# [Job]
Only the pictures are omitted; repeat all other data exactly.
==========
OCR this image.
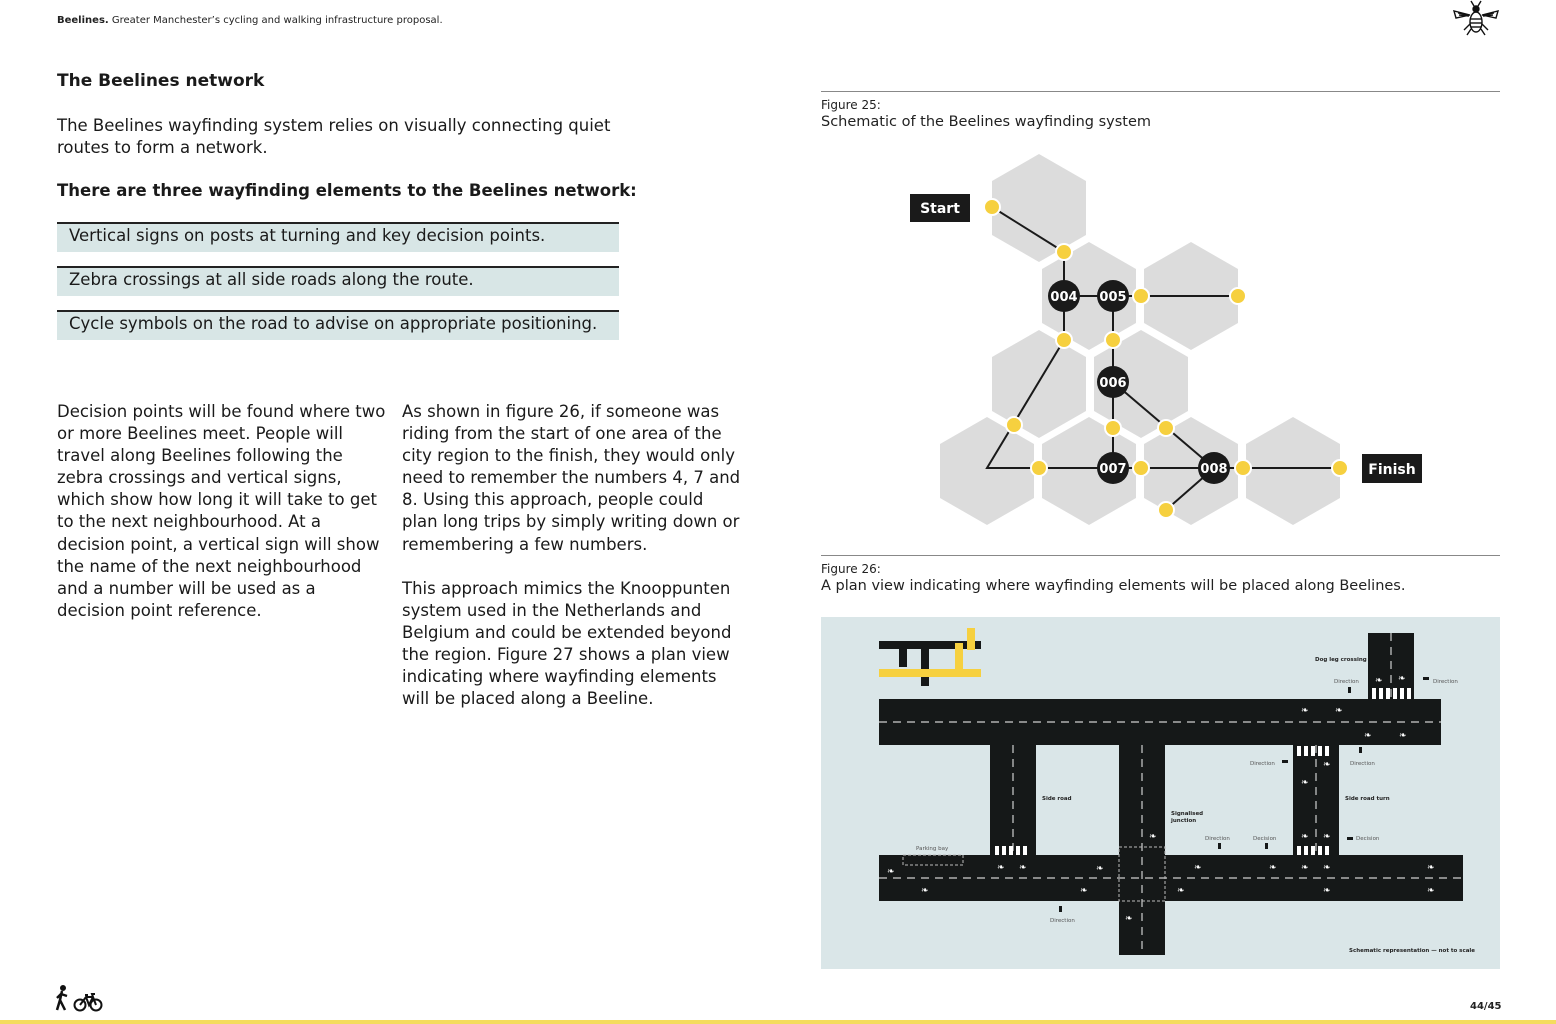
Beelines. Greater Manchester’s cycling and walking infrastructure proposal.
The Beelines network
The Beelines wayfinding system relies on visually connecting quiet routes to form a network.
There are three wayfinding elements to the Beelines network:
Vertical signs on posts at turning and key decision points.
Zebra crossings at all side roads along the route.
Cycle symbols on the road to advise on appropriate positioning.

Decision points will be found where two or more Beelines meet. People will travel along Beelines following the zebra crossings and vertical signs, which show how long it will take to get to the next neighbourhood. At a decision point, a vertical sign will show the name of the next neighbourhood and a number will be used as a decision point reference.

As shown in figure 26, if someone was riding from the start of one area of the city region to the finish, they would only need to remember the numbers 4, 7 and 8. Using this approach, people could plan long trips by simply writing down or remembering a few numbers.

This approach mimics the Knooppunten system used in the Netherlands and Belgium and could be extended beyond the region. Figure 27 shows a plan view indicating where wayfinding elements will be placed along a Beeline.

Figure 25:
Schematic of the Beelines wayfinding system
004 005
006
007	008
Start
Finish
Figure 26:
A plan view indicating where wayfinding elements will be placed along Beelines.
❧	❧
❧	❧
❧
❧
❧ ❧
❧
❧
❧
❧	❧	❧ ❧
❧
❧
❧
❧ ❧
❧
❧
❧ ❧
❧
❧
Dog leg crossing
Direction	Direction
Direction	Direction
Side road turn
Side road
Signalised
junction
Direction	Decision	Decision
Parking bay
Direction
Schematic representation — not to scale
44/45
==========
# [Response below]
OCR this image.
Beelines. Greater Manchester’s cycling and walking infrastructure proposal.
The Beelines network
The Beelines wayfinding system relies on visually connecting quiet routes to form a network.
There are three wayfinding elements to the Beelines network:
Vertical signs on posts at turning and key decision points.
Zebra crossings at all side roads along the route.
Cycle symbols on the road to advise on appropriate positioning.

Decision points will be found where two or more Beelines meet. People will travel along Beelines following the zebra crossings and vertical signs, which show how long it will take to get to the next neighbourhood. At a decision point, a vertical sign will show the name of the next neighbourhood and a number will be used as a decision point reference.

As shown in figure 26, if someone was riding from the start of one area of the city region to the finish, they would only need to remember the numbers 4, 7 and 8. Using this approach, people could plan long trips by simply writing down or remembering a few numbers.

This approach mimics the Knooppunten system used in the Netherlands and Belgium and could be extended beyond the region. Figure 27 shows a plan view indicating where wayfinding elements will be placed along a Beeline.

Figure 25:
Schematic of the Beelines wayfinding system
004 005
006
007	008
Start
Finish
Figure 26:
A plan view indicating where wayfinding elements will be placed along Beelines.
❧	❧
❧	❧
❧
❧
❧ ❧
❧
❧
❧
❧	❧	❧ ❧
❧
❧
❧
❧ ❧
❧
❧
❧ ❧
❧
❧
Dog leg crossing
Direction	Direction
Direction	Direction
Side road turn
Side road
Signalised
junction
Direction	Decision	Decision
Parking bay
Direction
Schematic representation — not to scale
44/45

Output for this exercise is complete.